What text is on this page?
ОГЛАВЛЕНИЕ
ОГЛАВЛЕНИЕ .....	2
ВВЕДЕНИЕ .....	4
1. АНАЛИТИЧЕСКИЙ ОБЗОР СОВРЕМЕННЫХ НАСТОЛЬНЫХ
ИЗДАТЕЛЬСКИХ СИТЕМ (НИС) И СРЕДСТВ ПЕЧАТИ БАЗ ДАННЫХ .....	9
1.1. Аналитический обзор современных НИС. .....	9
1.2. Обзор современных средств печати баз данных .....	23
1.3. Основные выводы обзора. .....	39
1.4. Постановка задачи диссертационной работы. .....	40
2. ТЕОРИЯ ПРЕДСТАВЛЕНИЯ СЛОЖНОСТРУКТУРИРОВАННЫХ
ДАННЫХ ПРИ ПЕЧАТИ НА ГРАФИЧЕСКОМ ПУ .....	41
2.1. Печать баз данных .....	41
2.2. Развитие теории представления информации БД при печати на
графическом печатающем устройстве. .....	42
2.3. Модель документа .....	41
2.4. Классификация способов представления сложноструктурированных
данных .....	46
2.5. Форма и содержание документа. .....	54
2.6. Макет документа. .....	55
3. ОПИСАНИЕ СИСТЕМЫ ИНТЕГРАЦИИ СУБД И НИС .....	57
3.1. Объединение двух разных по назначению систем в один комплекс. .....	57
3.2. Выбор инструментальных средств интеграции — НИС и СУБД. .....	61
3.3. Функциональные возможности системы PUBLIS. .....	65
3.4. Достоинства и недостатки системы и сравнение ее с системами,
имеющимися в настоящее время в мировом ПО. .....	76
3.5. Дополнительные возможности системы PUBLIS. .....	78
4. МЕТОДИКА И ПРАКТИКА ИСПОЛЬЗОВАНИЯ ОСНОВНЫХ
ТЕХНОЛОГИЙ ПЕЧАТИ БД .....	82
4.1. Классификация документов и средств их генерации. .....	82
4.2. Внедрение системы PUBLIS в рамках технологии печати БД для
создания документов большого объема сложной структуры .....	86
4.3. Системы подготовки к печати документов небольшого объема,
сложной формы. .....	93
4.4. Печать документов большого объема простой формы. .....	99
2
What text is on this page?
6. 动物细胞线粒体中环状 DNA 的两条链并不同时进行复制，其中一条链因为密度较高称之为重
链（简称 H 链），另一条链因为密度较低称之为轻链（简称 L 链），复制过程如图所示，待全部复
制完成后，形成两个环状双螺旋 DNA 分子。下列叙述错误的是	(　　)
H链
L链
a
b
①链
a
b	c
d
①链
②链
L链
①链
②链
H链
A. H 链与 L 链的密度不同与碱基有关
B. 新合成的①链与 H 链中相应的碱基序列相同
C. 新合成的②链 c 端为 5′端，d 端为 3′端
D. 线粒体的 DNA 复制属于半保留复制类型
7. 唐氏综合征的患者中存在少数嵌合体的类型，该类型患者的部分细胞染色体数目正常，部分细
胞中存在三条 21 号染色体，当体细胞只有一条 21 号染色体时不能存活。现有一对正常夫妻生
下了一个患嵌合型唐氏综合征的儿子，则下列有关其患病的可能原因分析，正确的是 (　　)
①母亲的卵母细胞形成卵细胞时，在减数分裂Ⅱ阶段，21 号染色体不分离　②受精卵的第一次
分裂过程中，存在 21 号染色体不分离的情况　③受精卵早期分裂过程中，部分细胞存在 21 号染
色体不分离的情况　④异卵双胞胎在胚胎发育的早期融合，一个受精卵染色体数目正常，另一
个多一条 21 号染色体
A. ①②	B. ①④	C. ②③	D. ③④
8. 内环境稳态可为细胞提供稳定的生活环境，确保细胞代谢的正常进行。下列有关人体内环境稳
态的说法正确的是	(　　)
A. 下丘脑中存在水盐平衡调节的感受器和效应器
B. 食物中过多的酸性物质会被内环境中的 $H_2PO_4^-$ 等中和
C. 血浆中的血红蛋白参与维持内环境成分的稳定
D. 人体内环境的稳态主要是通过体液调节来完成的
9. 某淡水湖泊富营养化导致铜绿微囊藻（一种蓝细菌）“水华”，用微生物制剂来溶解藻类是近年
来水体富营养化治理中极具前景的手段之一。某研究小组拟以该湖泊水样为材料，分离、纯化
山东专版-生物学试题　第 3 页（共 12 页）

※

## WHAT THE TASK ASKS
From the data, collect all lines where the string "объема" appears.

## EXERCISE RESULT
создания документов большого объема сложной структуры .....	86
4.3. Системы подготовки к печати документов небольшого объема,
4.4. Печать документов большого объема простой формы. .....	99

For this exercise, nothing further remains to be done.